Let S 2n − 1 denote the unit sphere in R 2n. Consider a point p in S 2n − 1. If we regard p as a unit vector v (from 0 to p) in R 2n, then v is orthogonal to the sphere at p. Hence, any vector w orthogonal to v is tangent to the sphere. Put \(r(x) =\sum _{ j=1}^{2n}x_{j}^{2} - 1\). Then the unit sphere is the zero-set of r, and furthermore, dr(x) ≠ 0 for x on the sphere. We call such a function a defining function for the sphere. The 1-form dr annihilates the tangent space T p (S 2n − 1) at each point. It defines the normal direction to the sphere.

In this section we write ⟨η, L⟩ for the contraction of a 1-form η with a vector field L. Previously we have been writing η(L). A vector field \(L =\sum _{ j=1}^{2n}a_{j}{ \partial \over \partial x_{j}}\) on R 2n is tangent to S 2n − 1 if and only if

$$\displaystyle{0 =\langle dr,L\rangle = dr(L) = L(r) =\sum _{ j=1}^{2n}a_{ j}{ \partial r \over \partial x_{j}}}$$

on the sphere.

Given the focus of this book, we regard R 2n as C n and express these geometric ideas using complex vector fields. A new phenomenon arises. Not all directions in the tangent space behave the same, from the complex variable point of view.

Let X be a complex vector field on C n. We can write

$$\displaystyle{X =\sum _{ j=1}^{n}a_{ j}{ \partial \over \partial z_{j}} +\sum _{ j=1}^{n}b_{ j}{ \partial \over \partial \overline{z}_{j}}}$$

where the coefficient functions a j , b j are smooth and complex valued. Each complex vector field is the sum of two vector fields, one of which involves differentiations in only the unbarred directions, the other involves differentiations in only the barred directions. Let T 1, 0(C n) denote the bundle whose sections are vector fields of the first kind and T 0, 1(C n) the bundle whose sections are of the second kind. The only vector field of both kinds is the 0 vector field. We therefore write

$$\displaystyle{ T({\mathbf{C}}^{n}) \otimes \mathbf{C} = {T}^{1,0}({\mathbf{C}}^{n}) \oplus {T}^{0,1}({\mathbf{C}}^{n}). }$$
(84)

**Problems to solve**
1. In the passage on the unit sphere, what is a function such as r called when the sphere is its zero-set and dr(x) ≠ 0 on the sphere?
2. Continue the passage on the unit sphere, picking up after its last line.

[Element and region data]
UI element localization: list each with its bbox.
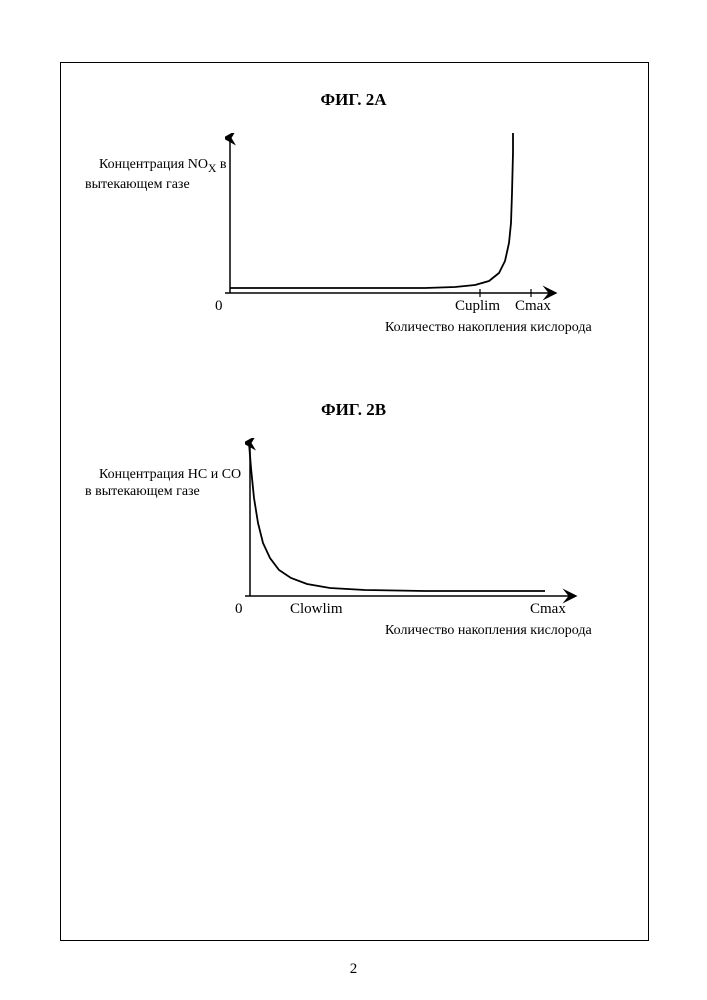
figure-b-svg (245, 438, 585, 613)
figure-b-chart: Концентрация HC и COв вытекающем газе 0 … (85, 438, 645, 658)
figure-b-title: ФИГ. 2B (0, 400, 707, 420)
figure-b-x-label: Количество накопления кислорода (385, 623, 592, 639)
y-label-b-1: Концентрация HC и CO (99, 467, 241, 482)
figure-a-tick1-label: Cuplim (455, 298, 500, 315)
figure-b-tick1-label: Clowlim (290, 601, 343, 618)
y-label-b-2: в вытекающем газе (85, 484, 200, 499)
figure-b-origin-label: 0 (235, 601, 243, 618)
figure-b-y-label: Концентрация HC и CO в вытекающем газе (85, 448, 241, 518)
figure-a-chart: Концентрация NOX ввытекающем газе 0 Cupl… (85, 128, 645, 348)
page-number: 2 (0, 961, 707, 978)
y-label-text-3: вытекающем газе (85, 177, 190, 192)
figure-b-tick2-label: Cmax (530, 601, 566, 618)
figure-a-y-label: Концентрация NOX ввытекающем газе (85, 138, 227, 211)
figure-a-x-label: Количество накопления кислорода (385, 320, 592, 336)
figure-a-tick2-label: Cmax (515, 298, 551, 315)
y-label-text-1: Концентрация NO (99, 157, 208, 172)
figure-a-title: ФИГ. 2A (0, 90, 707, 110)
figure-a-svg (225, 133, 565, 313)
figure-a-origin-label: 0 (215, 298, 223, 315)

**Set of answers**
1. A defining function for the sphere.

2.
The tensor product on the left-hand side of (84) arises because we are considering complex (rather than real) vector fields. The left-hand side of (84) means the bundle whose sections are the complex vector fields on C n. We next study how the decomposition in (84) applies to vector fields tangent to S 2n − 1.

Let T 1, 0(S 2n − 1) denote the bundle whose sections are complex vector fields of type (1, 0) and tangent to S 2n − 1. Then T 0, 1(S 2n − 1) denotes the complex conjugate bundle. For p on the sphere, each of the vector spaces \(T_{p}^{1,0}({S}^{2n-1})\) and \(T_{p}^{0,1}({S}^{2n-1})\) has complex dimension n − 1. But T p (S 2n − 1) ⊗ C has dimension 2n − 1. Hence, there is a missing direction. How can we describe and interpret this missing direction?

Observe first that the commutator [L, K] of vector fields L, K, each of type (1, 0) and tangent to S 2n − 1 also satisfies these properties. That [L, K] is of type (1, 0) follows easily from the formula \([L,K] = LK - KL\). That [L, K] is tangent follows by applying this formula to a defining function r:

$$\displaystyle{[L,K](r) = L(K(r)) - K(L(r)) = 0 - 0 = 0.}$$

Since K is tangent, K(r) = 0 on the sphere. Since L is tangent, L(K(r)) = 0 there. By symmetry, K(L(r)) = 0 as well. Note Remark 4.19. By symmetry considerations, the commutator of two (0, 1) tangent vector fields is also of type (0, 1) and tangent. On the sphere, however, the commutator of each nonzero (1, 0) vector field L with its conjugate \(\overline{L}\) will have a nonvanishing component in the missing direction.

Remark 4.19.

Warning! Is the derivative of a constant zero? The function \(R(x,y) = {x}^{2} + {y}^{2} - 1\) equals 0 everywhere on the unit circle, but \({\partial R \over \partial x} = 2x\) and hence is NOT zero at most points. The problem is that the differentiation with respect to x is not tangent to the unit circle.

We can abstract the geometry of the sphere as follows:

Definition 4.17.

The CR structure on S 2n − 1 is given by the subbundle \(V = {T}^{1,0}({S}^{2n-1})\), which has the following properties:

  1. (1)

    \(V \cap \overline{V } =\{ 0\}\).

  2. (2)

    The set of smooth sections of V is closed under the Lie bracket.

  3. (3)

    \(V \oplus \overline{V }\) has codimension one in T(S 2n − 1) ⊗ C.

Definition 4.18.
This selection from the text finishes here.